**Input rows**:
※

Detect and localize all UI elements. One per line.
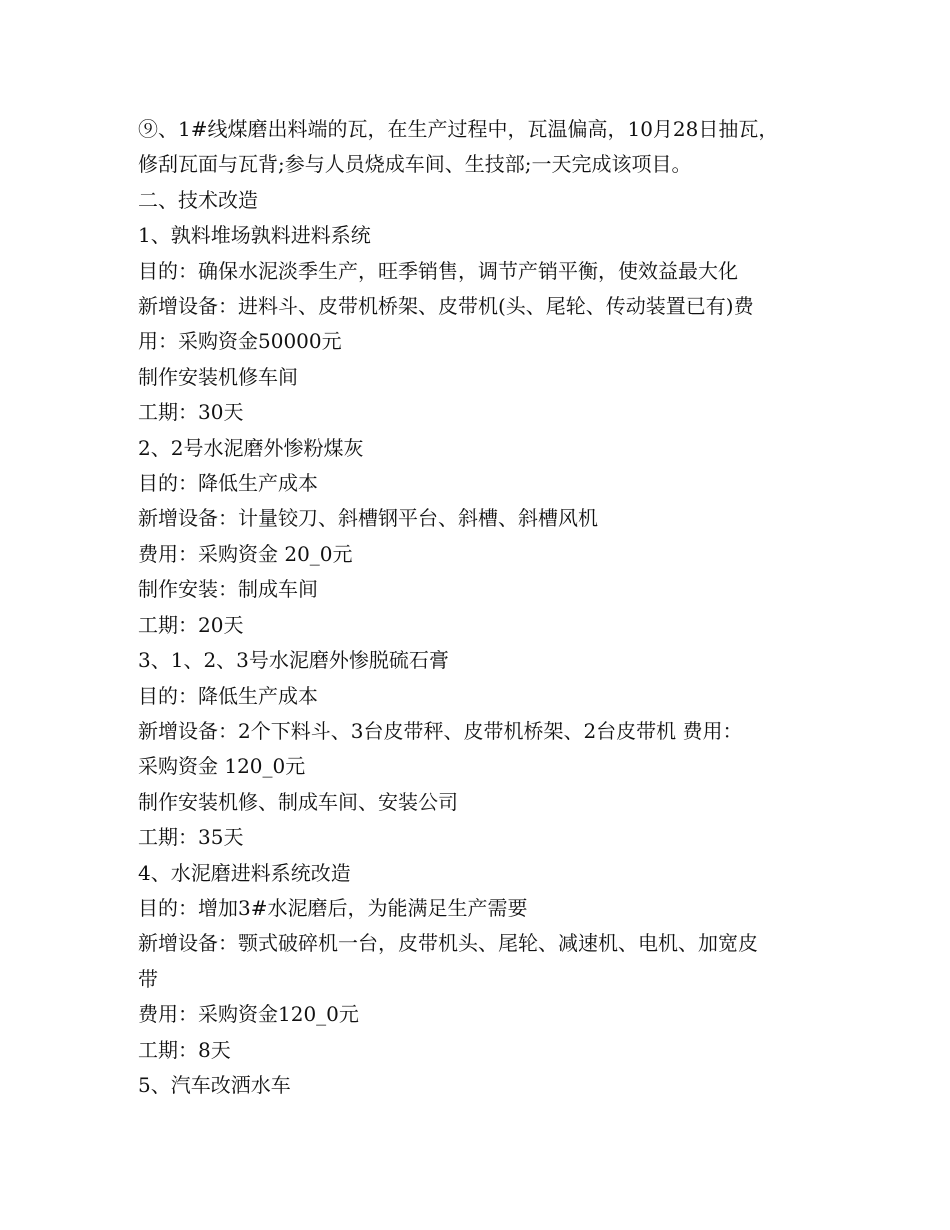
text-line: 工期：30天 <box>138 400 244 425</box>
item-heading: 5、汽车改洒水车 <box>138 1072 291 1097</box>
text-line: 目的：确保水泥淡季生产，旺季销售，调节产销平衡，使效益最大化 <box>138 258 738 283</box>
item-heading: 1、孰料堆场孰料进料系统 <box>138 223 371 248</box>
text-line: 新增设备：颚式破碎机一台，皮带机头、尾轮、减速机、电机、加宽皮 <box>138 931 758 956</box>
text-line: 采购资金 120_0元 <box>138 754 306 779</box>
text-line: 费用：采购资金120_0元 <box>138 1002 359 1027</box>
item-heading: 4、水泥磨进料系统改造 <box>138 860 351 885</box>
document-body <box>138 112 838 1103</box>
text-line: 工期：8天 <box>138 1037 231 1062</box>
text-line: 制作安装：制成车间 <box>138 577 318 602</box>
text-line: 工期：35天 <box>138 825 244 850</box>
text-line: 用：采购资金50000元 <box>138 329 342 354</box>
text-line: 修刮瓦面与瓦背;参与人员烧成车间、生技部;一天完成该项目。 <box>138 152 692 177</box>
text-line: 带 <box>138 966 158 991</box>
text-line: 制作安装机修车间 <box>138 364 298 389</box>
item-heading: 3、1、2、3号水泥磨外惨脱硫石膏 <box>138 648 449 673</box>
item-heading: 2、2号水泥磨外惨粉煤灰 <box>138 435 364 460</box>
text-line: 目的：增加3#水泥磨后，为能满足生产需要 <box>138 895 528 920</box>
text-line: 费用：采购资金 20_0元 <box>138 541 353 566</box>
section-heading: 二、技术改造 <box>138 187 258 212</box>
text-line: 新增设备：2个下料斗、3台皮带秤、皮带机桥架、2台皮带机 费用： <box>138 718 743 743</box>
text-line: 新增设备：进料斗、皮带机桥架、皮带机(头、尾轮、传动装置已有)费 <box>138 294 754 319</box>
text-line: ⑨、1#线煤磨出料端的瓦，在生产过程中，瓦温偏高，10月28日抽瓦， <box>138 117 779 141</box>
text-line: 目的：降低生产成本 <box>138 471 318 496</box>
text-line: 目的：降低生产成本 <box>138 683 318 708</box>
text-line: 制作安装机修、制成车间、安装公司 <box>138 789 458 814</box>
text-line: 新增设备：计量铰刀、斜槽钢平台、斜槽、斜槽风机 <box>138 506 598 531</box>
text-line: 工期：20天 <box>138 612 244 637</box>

※

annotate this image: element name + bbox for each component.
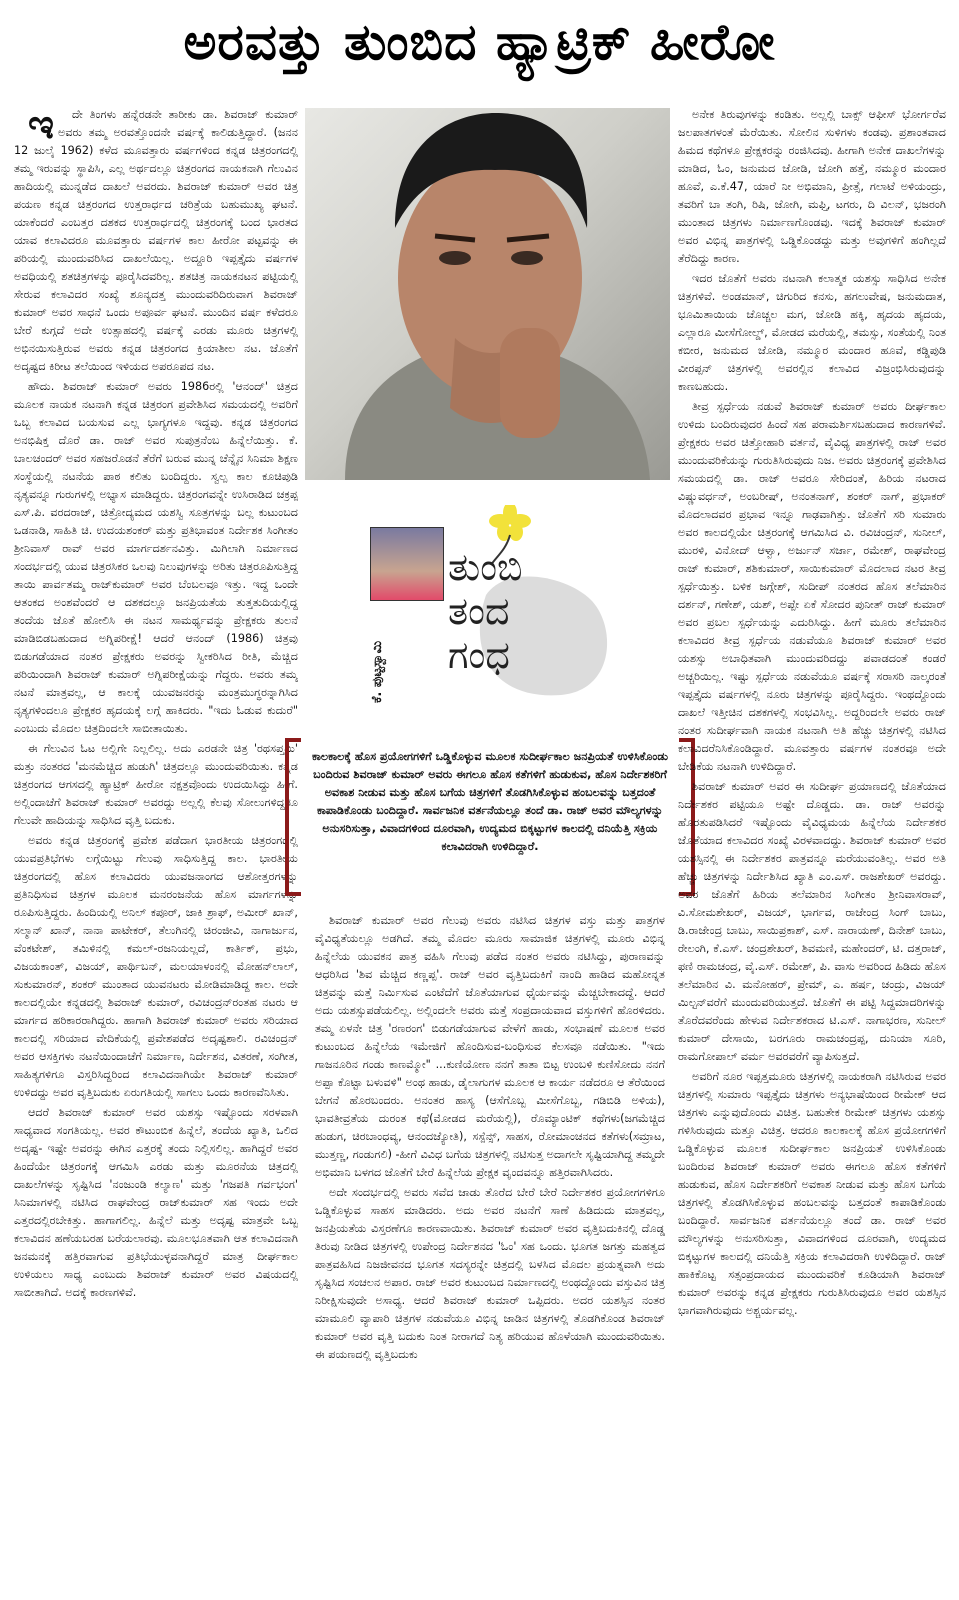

※

**Goal of the exercise**:
Copy out again the rows above, beginning with the line containing "Detect and localize" and ending with the line containing "text-line: 新增设备：颚式破碎机一台，皮带机头、尾轮、减速机、电机、加宽皮 <box>138", both included, and omit the pictures.

**The output**:
Detect and localize all UI elements. One per line.
text-line: 工期：30天 <box>138 400 244 425</box>
item-heading: 5、汽车改洒水车 <box>138 1072 291 1097</box>
text-line: 目的：确保水泥淡季生产，旺季销售，调节产销平衡，使效益最大化 <box>138 258 738 283</box>
item-heading: 1、孰料堆场孰料进料系统 <box>138 223 371 248</box>
text-line: 新增设备：颚式破碎机一台，皮带机头、尾轮、减速机、电机、加宽皮 <box>138 931 758 956</box>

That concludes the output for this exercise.